**Stated exercise:**
Every record below should be printed exactly as it appears.

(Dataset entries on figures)

☆ ☆ ☆ ☆

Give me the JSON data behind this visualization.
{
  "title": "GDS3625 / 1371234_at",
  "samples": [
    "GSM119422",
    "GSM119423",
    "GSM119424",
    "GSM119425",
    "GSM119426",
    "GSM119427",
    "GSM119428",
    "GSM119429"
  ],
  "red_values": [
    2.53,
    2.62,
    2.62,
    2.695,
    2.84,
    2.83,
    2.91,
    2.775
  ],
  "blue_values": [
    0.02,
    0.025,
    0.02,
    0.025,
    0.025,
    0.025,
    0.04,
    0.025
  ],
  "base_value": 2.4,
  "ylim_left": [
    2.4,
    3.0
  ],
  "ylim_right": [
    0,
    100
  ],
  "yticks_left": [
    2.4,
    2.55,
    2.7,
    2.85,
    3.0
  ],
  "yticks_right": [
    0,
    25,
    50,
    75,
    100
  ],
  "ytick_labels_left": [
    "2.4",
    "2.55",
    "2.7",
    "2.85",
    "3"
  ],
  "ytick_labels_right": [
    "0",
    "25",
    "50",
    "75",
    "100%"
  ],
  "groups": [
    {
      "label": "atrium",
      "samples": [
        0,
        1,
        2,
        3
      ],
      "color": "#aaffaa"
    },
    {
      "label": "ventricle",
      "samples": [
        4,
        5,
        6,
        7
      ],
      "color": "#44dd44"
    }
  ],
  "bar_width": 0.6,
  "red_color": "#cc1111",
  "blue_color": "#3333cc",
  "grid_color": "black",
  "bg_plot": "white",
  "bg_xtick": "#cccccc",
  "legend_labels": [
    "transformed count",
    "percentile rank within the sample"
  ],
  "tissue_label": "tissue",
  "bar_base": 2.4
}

☆ ☆ ☆ ☆

**Exercise answer:**
Give me the JSON data behind this visualization.
{
  "title": "GDS3625 / 1371234_at",
  "samples": [
    "GSM119422",
    "GSM119423",
    "GSM119424",
    "GSM119425",
    "GSM119426",
    "GSM119427",
    "GSM119428",
    "GSM119429"
  ],
  "red_values": [
    2.53,
    2.62,
    2.62,
    2.695,
    2.84,
    2.83,
    2.91,
    2.775
  ],
  "blue_values": [
    0.02,
    0.025,
    0.02,
    0.025,
    0.025,
    0.025,
    0.04,
    0.025
  ],
  "base_value": 2.4,
  "ylim_left": [
    2.4,
    3.0
  ],
  "ylim_right": [
    0,
    100
  ],
  "yticks_left": [
    2.4,
    2.55,
    2.7,
    2.85,
    3.0
  ],
  "yticks_right": [
    0,
    25,
    50,
    75,
    100
  ],
  "ytick_labels_left": [
    "2.4",
    "2.55",
    "2.7",
    "2.85",
    "3"
  ],
  "ytick_labels_right": [
    "0",
    "25",
    "50",
    "75",
    "100%"
  ],
  "groups": [
    {
      "label": "atrium",
      "samples": [
        0,
        1,
        2,
        3
      ],
      "color": "#aaffaa"
    },
    {
      "label": "ventricle",
      "samples": [
        4,
        5,
        6,
        7
      ],
      "color": "#44dd44"
    }
  ],
  "bar_width": 0.6,
  "red_color": "#cc1111",
  "blue_color": "#3333cc",
  "grid_color": "black",
  "bg_plot": "white",
  "bg_xtick": "#cccccc",
  "legend_labels": [
    "transformed count",
    "percentile rank within the sample"
  ],
  "tissue_label": "tissue",
  "bar_base": 2.4
}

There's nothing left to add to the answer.